What is required: Provide the data again in its entirety, exactly as given.

# Record list start

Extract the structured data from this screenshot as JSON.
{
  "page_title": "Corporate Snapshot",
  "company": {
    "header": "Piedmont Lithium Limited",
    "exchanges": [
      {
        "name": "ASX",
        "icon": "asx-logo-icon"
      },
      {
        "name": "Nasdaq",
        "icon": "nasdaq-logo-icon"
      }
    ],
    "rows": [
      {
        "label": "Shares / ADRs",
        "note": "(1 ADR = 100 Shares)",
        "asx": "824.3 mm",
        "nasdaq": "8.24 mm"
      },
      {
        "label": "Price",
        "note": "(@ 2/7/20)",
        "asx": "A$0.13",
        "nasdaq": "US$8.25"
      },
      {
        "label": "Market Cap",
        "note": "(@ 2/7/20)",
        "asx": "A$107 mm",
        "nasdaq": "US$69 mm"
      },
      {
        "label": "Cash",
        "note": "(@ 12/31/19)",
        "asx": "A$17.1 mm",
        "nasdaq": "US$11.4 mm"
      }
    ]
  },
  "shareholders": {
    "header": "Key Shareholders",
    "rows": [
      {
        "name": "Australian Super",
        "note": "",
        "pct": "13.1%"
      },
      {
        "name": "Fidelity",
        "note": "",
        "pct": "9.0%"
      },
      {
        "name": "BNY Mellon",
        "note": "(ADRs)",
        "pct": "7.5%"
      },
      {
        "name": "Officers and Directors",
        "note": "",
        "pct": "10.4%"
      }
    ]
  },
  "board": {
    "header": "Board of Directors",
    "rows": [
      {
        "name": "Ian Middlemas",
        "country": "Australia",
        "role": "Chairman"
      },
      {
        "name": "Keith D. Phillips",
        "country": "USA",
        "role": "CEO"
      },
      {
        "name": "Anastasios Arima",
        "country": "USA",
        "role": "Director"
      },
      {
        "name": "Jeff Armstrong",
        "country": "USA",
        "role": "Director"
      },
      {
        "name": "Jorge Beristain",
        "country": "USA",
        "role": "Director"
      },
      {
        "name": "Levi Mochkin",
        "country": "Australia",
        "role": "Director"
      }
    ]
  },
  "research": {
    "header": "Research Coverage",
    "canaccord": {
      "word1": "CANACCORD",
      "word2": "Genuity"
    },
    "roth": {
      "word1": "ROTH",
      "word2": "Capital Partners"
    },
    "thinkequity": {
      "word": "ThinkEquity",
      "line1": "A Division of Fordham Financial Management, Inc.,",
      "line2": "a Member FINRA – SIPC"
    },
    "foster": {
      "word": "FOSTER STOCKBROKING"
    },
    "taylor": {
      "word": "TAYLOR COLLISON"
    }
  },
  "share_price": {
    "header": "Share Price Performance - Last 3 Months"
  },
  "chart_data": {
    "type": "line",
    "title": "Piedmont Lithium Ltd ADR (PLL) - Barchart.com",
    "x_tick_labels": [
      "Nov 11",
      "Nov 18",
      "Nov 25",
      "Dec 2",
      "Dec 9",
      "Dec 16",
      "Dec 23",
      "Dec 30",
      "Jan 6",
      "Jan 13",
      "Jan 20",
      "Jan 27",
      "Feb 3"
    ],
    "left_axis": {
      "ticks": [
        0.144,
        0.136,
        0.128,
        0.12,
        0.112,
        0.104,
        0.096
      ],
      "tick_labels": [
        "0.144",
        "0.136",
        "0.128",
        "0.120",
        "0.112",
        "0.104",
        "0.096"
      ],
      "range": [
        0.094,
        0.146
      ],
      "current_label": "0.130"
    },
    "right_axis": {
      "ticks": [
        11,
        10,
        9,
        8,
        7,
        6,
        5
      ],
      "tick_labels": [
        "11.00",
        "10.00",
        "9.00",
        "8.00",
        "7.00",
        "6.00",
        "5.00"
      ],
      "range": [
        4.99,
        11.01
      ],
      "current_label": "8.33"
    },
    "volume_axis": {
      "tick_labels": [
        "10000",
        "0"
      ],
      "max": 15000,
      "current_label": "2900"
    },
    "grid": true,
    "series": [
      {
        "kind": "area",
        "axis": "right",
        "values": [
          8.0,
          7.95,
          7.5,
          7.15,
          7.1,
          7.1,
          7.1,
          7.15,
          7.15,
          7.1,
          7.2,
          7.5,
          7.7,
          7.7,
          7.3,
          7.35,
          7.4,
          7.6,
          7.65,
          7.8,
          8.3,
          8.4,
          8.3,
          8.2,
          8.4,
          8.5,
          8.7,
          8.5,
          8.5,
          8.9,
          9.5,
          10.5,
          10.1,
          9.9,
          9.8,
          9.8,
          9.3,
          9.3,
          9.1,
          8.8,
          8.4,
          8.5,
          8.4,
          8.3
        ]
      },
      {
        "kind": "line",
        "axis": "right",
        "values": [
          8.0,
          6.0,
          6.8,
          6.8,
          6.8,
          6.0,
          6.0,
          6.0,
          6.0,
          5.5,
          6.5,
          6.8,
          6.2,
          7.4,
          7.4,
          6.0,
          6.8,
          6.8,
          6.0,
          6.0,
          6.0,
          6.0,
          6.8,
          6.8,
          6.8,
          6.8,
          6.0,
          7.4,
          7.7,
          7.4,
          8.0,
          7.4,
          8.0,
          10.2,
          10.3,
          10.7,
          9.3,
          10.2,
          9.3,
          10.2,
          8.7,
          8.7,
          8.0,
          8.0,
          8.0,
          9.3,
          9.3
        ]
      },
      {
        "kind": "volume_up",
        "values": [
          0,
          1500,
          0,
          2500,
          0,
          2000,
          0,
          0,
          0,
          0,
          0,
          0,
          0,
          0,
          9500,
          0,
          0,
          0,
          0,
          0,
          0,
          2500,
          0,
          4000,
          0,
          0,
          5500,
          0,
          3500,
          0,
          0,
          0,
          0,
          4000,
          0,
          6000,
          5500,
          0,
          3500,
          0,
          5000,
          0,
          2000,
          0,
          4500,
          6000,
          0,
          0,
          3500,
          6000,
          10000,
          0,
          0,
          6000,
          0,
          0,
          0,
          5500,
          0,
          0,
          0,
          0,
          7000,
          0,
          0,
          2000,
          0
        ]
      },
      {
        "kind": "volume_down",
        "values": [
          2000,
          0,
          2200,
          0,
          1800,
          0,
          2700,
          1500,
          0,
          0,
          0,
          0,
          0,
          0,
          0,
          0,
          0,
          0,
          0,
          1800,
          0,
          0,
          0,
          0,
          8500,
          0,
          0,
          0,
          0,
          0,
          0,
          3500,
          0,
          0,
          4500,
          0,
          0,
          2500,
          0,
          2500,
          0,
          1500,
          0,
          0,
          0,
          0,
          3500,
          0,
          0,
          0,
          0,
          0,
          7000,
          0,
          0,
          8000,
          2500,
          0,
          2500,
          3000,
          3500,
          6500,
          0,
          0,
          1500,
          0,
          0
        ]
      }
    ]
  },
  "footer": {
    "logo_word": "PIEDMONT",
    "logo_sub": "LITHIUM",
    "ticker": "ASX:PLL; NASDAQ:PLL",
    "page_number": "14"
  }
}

# Record list end

Solution for this task:
Extract the structured data from this screenshot as JSON.
{
  "page_title": "Corporate Snapshot",
  "company": {
    "header": "Piedmont Lithium Limited",
    "exchanges": [
      {
        "name": "ASX",
        "icon": "asx-logo-icon"
      },
      {
        "name": "Nasdaq",
        "icon": "nasdaq-logo-icon"
      }
    ],
    "rows": [
      {
        "label": "Shares / ADRs",
        "note": "(1 ADR = 100 Shares)",
        "asx": "824.3 mm",
        "nasdaq": "8.24 mm"
      },
      {
        "label": "Price",
        "note": "(@ 2/7/20)",
        "asx": "A$0.13",
        "nasdaq": "US$8.25"
      },
      {
        "label": "Market Cap",
        "note": "(@ 2/7/20)",
        "asx": "A$107 mm",
        "nasdaq": "US$69 mm"
      },
      {
        "label": "Cash",
        "note": "(@ 12/31/19)",
        "asx": "A$17.1 mm",
        "nasdaq": "US$11.4 mm"
      }
    ]
  },
  "shareholders": {
    "header": "Key Shareholders",
    "rows": [
      {
        "name": "Australian Super",
        "note": "",
        "pct": "13.1%"
      },
      {
        "name": "Fidelity",
        "note": "",
        "pct": "9.0%"
      },
      {
        "name": "BNY Mellon",
        "note": "(ADRs)",
        "pct": "7.5%"
      },
      {
        "name": "Officers and Directors",
        "note": "",
        "pct": "10.4%"
      }
    ]
  },
  "board": {
    "header": "Board of Directors",
    "rows": [
      {
        "name": "Ian Middlemas",
        "country": "Australia",
        "role": "Chairman"
      },
      {
        "name": "Keith D. Phillips",
        "country": "USA",
        "role": "CEO"
      },
      {
        "name": "Anastasios Arima",
        "country": "USA",
        "role": "Director"
      },
      {
        "name": "Jeff Armstrong",
        "country": "USA",
        "role": "Director"
      },
      {
        "name": "Jorge Beristain",
        "country": "USA",
        "role": "Director"
      },
      {
        "name": "Levi Mochkin",
        "country": "Australia",
        "role": "Director"
      }
    ]
  },
  "research": {
    "header": "Research Coverage",
    "canaccord": {
      "word1": "CANACCORD",
      "word2": "Genuity"
    },
    "roth": {
      "word1": "ROTH",
      "word2": "Capital Partners"
    },
    "thinkequity": {
      "word": "ThinkEquity",
      "line1": "A Division of Fordham Financial Management, Inc.,",
      "line2": "a Member FINRA – SIPC"
    },
    "foster": {
      "word": "FOSTER STOCKBROKING"
    },
    "taylor": {
      "word": "TAYLOR COLLISON"
    }
  },
  "share_price": {
    "header": "Share Price Performance - Last 3 Months"
  },
  "chart_data": {
    "type": "line",
    "title": "Piedmont Lithium Ltd ADR (PLL) - Barchart.com",
    "x_tick_labels": [
      "Nov 11",
      "Nov 18",
      "Nov 25",
      "Dec 2",
      "Dec 9",
      "Dec 16",
      "Dec 23",
      "Dec 30",
      "Jan 6",
      "Jan 13",
      "Jan 20",
      "Jan 27",
      "Feb 3"
    ],
    "left_axis": {
      "ticks": [
        0.144,
        0.136,
        0.128,
        0.12,
        0.112,
        0.104,
        0.096
      ],
      "tick_labels": [
        "0.144",
        "0.136",
        "0.128",
        "0.120",
        "0.112",
        "0.104",
        "0.096"
      ],
      "range": [
        0.094,
        0.146
      ],
      "current_label": "0.130"
    },
    "right_axis": {
      "ticks": [
        11,
        10,
        9,
        8,
        7,
        6,
        5
      ],
      "tick_labels": [
        "11.00",
        "10.00",
        "9.00",
        "8.00",
        "7.00",
        "6.00",
        "5.00"
      ],
      "range": [
        4.99,
        11.01
      ],
      "current_label": "8.33"
    },
    "volume_axis": {
      "tick_labels": [
        "10000",
        "0"
      ],
      "max": 15000,
      "current_label": "2900"
    },
    "grid": true,
    "series": [
      {
        "kind": "area",
        "axis": "right",
        "values": [
          8.0,
          7.95,
          7.5,
          7.15,
          7.1,
          7.1,
          7.1,
          7.15,
          7.15,
          7.1,
          7.2,
          7.5,
          7.7,
          7.7,
          7.3,
          7.35,
          7.4,
          7.6,
          7.65,
          7.8,
          8.3,
          8.4,
          8.3,
          8.2,
          8.4,
          8.5,
          8.7,
          8.5,
          8.5,
          8.9,
          9.5,
          10.5,
          10.1,
          9.9,
          9.8,
          9.8,
          9.3,
          9.3,
          9.1,
          8.8,
          8.4,
          8.5,
          8.4,
          8.3
        ]
      },
      {
        "kind": "line",
        "axis": "right",
        "values": [
          8.0,
          6.0,
          6.8,
          6.8,
          6.8,
          6.0,
          6.0,
          6.0,
          6.0,
          5.5,
          6.5,
          6.8,
          6.2,
          7.4,
          7.4,
          6.0,
          6.8,
          6.8,
          6.0,
          6.0,
          6.0,
          6.0,
          6.8,
          6.8,
          6.8,
          6.8,
          6.0,
          7.4,
          7.7,
          7.4,
          8.0,
          7.4,
          8.0,
          10.2,
          10.3,
          10.7,
          9.3,
          10.2,
          9.3,
          10.2,
          8.7,
          8.7,
          8.0,
          8.0,
          8.0,
          9.3,
          9.3
        ]
      },
      {
        "kind": "volume_up",
        "values": [
          0,
          1500,
          0,
          2500,
          0,
          2000,
          0,
          0,
          0,
          0,
          0,
          0,
          0,
          0,
          9500,
          0,
          0,
          0,
          0,
          0,
          0,
          2500,
          0,
          4000,
          0,
          0,
          5500,
          0,
          3500,
          0,
          0,
          0,
          0,
          4000,
          0,
          6000,
          5500,
          0,
          3500,
          0,
          5000,
          0,
          2000,
          0,
          4500,
          6000,
          0,
          0,
          3500,
          6000,
          10000,
          0,
          0,
          6000,
          0,
          0,
          0,
          5500,
          0,
          0,
          0,
          0,
          7000,
          0,
          0,
          2000,
          0
        ]
      },
      {
        "kind": "volume_down",
        "values": [
          2000,
          0,
          2200,
          0,
          1800,
          0,
          2700,
          1500,
          0,
          0,
          0,
          0,
          0,
          0,
          0,
          0,
          0,
          0,
          0,
          1800,
          0,
          0,
          0,
          0,
          8500,
          0,
          0,
          0,
          0,
          0,
          0,
          3500,
          0,
          0,
          4500,
          0,
          0,
          2500,
          0,
          2500,
          0,
          1500,
          0,
          0,
          0,
          0,
          3500,
          0,
          0,
          0,
          0,
          0,
          7000,
          0,
          0,
          8000,
          2500,
          0,
          2500,
          3000,
          3500,
          6500,
          0,
          0,
          1500,
          0,
          0
        ]
      }
    ]
  },
  "footer": {
    "logo_word": "PIEDMONT",
    "logo_sub": "LITHIUM",
    "ticker": "ASX:PLL; NASDAQ:PLL",
    "page_number": "14"
  }
}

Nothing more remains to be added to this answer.